Requirements ::
Which lines hold the word "Table"? Copy each of them.

Exercise input ::
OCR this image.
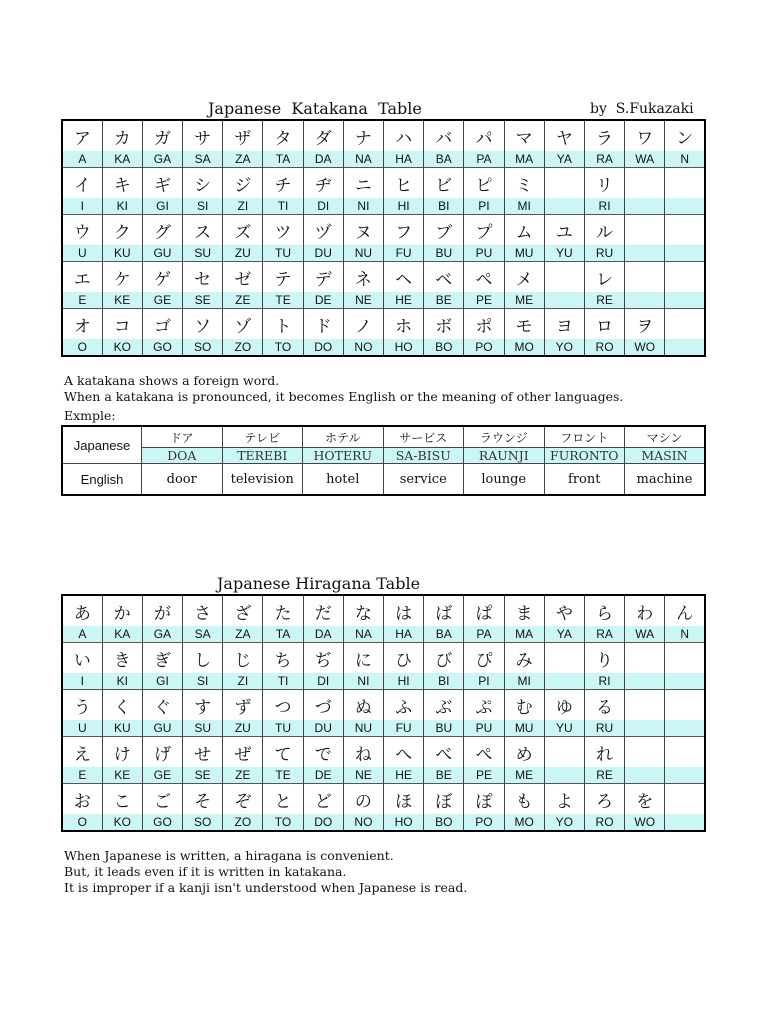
Japanese  Katakana  Table	by  S.Fukazaki
ア	カ	ガ	サ	ザ	タ	ダ	ナ	ハ	バ	パ	マ	ヤ	ラ	ワ	ン
A	KA	GA	SA	ZA	TA	DA	NA	HA	BA	PA	MA	YA	RA	WA	N
イ	キ	ギ	シ	ジ	チ	ヂ	ニ	ヒ	ビ	ピ	ミ		リ		
I	KI	GI	SI	ZI	TI	DI	NI	HI	BI	PI	MI		RI		
ウ	ク	グ	ス	ズ	ツ	ヅ	ヌ	フ	ブ	プ	ム	ユ	ル		
U	KU	GU	SU	ZU	TU	DU	NU	FU	BU	PU	MU	YU	RU		
エ	ケ	ゲ	セ	ゼ	テ	デ	ネ	ヘ	ベ	ペ	メ		レ		
E	KE	GE	SE	ZE	TE	DE	NE	HE	BE	PE	ME		RE		
オ	コ	ゴ	ソ	ゾ	ト	ド	ノ	ホ	ボ	ポ	モ	ヨ	ロ	ヲ	
O	KO	GO	SO	ZO	TO	DO	NO	HO	BO	PO	MO	YO	RO	WO	
A katakana shows a foreign word.
When a katakana is pronounced, it becomes English or the meaning of other languages.
Exmple:
Japanese	ドア	テレビ	ホテル	サービス	ラウンジ	フロント	マシン
	DOA	TEREBI	HOTERU	SA-BISU	RAUNJI	FURONTO	MASIN
English	door	television	hotel	service	lounge	front	machine
Japanese Hiragana Table
あ	か	が	さ	ざ	た	だ	な	は	ば	ぱ	ま	や	ら	わ	ん
A	KA	GA	SA	ZA	TA	DA	NA	HA	BA	PA	MA	YA	RA	WA	N
い	き	ぎ	し	じ	ち	ぢ	に	ひ	び	ぴ	み		り		
I	KI	GI	SI	ZI	TI	DI	NI	HI	BI	PI	MI		RI		
う	く	ぐ	す	ず	つ	づ	ぬ	ふ	ぶ	ぷ	む	ゆ	る		
U	KU	GU	SU	ZU	TU	DU	NU	FU	BU	PU	MU	YU	RU		
え	け	げ	せ	ぜ	て	で	ね	へ	べ	ぺ	め		れ		
E	KE	GE	SE	ZE	TE	DE	NE	HE	BE	PE	ME		RE		
お	こ	ご	そ	ぞ	と	ど	の	ほ	ぼ	ぽ	も	よ	ろ	を	
O	KO	GO	SO	ZO	TO	DO	NO	HO	BO	PO	MO	YO	RO	WO	
When Japanese is written, a hiragana is convenient.
But, it leads even if it is written in katakana.
It is improper if a kanji isn't understood when Japanese is read.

Exercise solution ::
Japanese  Katakana  Table	by  S.Fukazaki
Japanese Hiragana Table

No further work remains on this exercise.